## PROVIDED ENTRIES
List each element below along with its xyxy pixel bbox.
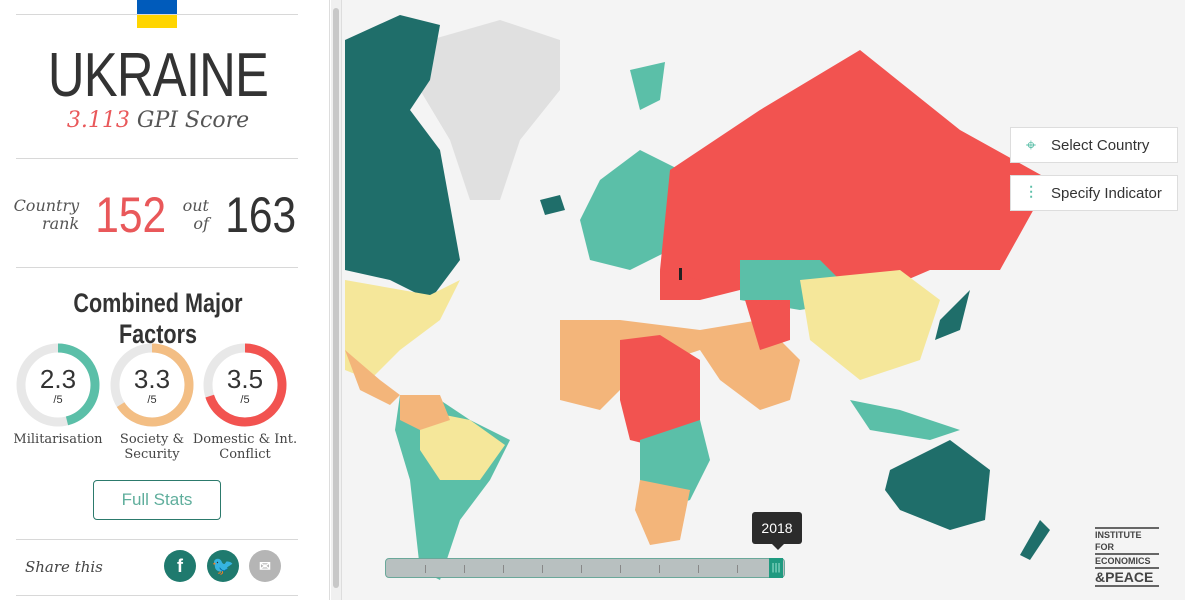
iep-logo: INSTITUTE FOR ECONOMICS &PEACE (1095, 527, 1159, 587)
donut-arc (110, 343, 194, 427)
full-stats-button[interactable]: Full Stats (93, 480, 221, 520)
country-name: UKRAINE (47, 41, 269, 110)
specify-indicator-button[interactable]: ⫶ Specify Indicator (1010, 175, 1178, 211)
rank-total: 163 (225, 187, 297, 243)
sliders-icon: ⫶ (1028, 182, 1034, 203)
divider (16, 14, 298, 15)
rank-value: 152 (95, 187, 167, 243)
slider-tick (659, 565, 660, 573)
ukraine-flag (137, 0, 177, 28)
factor-donut: 3.5 /5 Domestic & Int. Conflict (193, 342, 297, 462)
divider (16, 158, 298, 159)
slider-tick (503, 565, 504, 573)
slider-tick (542, 565, 543, 573)
map-pin-icon: ⌖ (1025, 134, 1037, 155)
slider-tick (737, 565, 738, 573)
slider-handle[interactable]: ||| (769, 558, 783, 578)
country-panel: UKRAINE 3.113 GPI Score Country rank 152 … (0, 0, 330, 600)
factors-title: Combined Major Factors (73, 288, 243, 349)
share-label: Share this (25, 558, 103, 576)
slider-tick (620, 565, 621, 573)
slider-tick (464, 565, 465, 573)
slider-tick (698, 565, 699, 573)
divider (16, 539, 298, 540)
year-tooltip: 2018 (752, 512, 802, 550)
slider-tick (581, 565, 582, 573)
twitter-icon[interactable]: 🐦 (207, 550, 239, 582)
factor-donut: 3.3 /5 Society & Security (109, 342, 195, 462)
country-rank: Country rank 152 out of 163 (13, 187, 297, 243)
select-country-button[interactable]: ⌖ Select Country (1010, 127, 1178, 163)
email-icon[interactable]: ✉ (249, 550, 281, 582)
divider (16, 267, 298, 268)
facebook-icon[interactable]: f (164, 550, 196, 582)
ukraine-marker (679, 268, 682, 280)
divider (16, 595, 298, 596)
donut-arc (203, 343, 287, 427)
donut-arc (16, 343, 100, 427)
gpi-score: 3.113 GPI Score (66, 108, 250, 133)
slider-tick (425, 565, 426, 573)
country-shapes[interactable] (345, 15, 1050, 580)
year-slider[interactable]: ||| (385, 558, 785, 578)
world-map[interactable] (342, 0, 1185, 600)
scrollbar[interactable] (331, 0, 342, 600)
factor-donut: 2.3 /5 Militarisation (13, 342, 103, 447)
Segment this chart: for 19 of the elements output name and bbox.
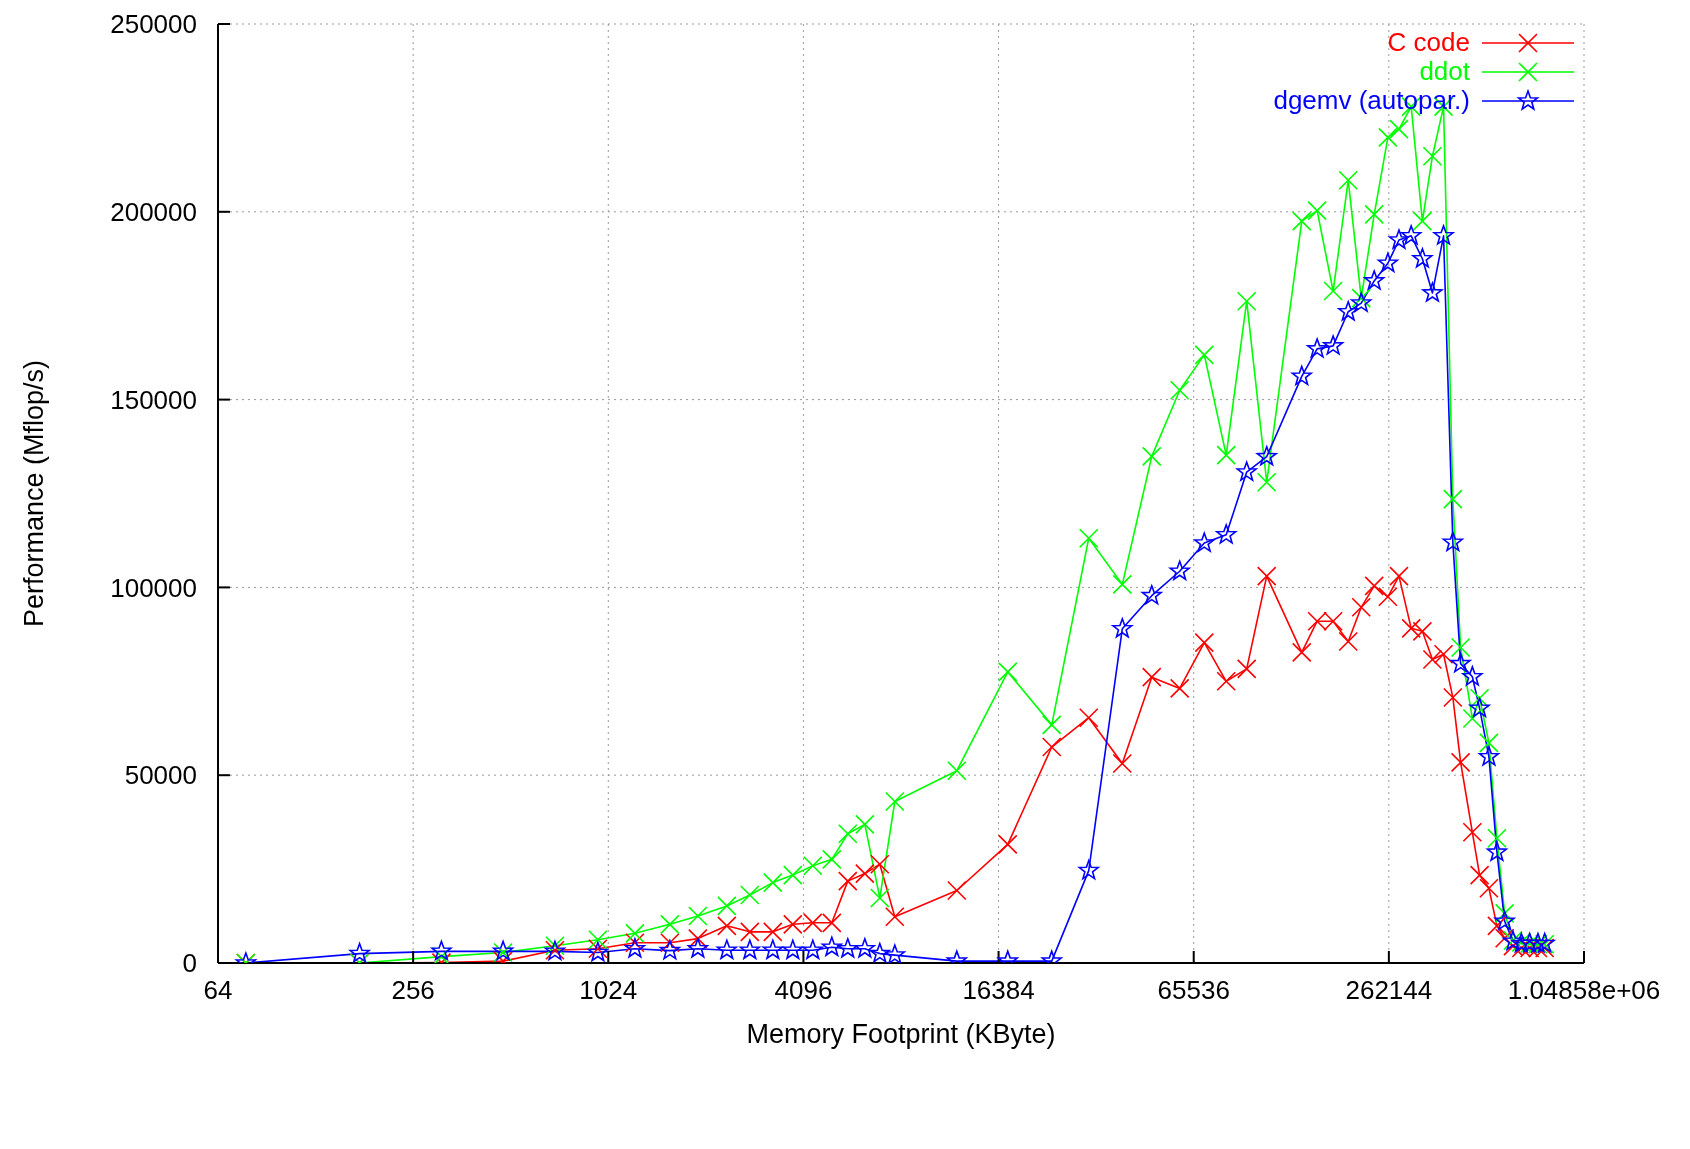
x-tick-label: 64 <box>203 975 233 1006</box>
legend-label: C code <box>1387 27 1470 58</box>
x-tick-label: 16384 <box>962 975 1035 1006</box>
y-tick-label: 150000 <box>110 384 197 415</box>
x-tick-label: 256 <box>391 975 435 1006</box>
y-tick-label: 100000 <box>110 572 197 603</box>
x-tick-label: 1024 <box>579 975 638 1006</box>
legend-label: ddot <box>1419 56 1470 87</box>
y-tick-label: 200000 <box>110 197 197 228</box>
x-tick-label: 1.04858e+06 <box>1507 975 1661 1006</box>
x-axis-title: Memory Footprint (KByte) <box>746 1019 1056 1049</box>
y-tick-label: 0 <box>182 948 197 979</box>
x-tick-label: 262144 <box>1345 975 1433 1006</box>
legend-label: dgemv (autopar.) <box>1273 85 1470 116</box>
y-tick-label: 50000 <box>124 760 197 791</box>
x-tick-label: 65536 <box>1157 975 1230 1006</box>
x-tick-label: 4096 <box>774 975 833 1006</box>
y-axis-title: Performance (Mflop/s) <box>19 359 49 628</box>
y-tick-label: 250000 <box>110 9 197 40</box>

## EXERCISE REQUIREMENTS
Extract every line of the data above that contains the string "title", matching its case exactly.

## EXERCISE OUTPUT
factors-title: Combined Major Factors (73, 288, 243, 349)
x-axis-title: Memory Footprint (KByte) <box>746 1019 1056 1049</box>
y-axis-title: Performance (Mflop/s) <box>19 359 49 628</box>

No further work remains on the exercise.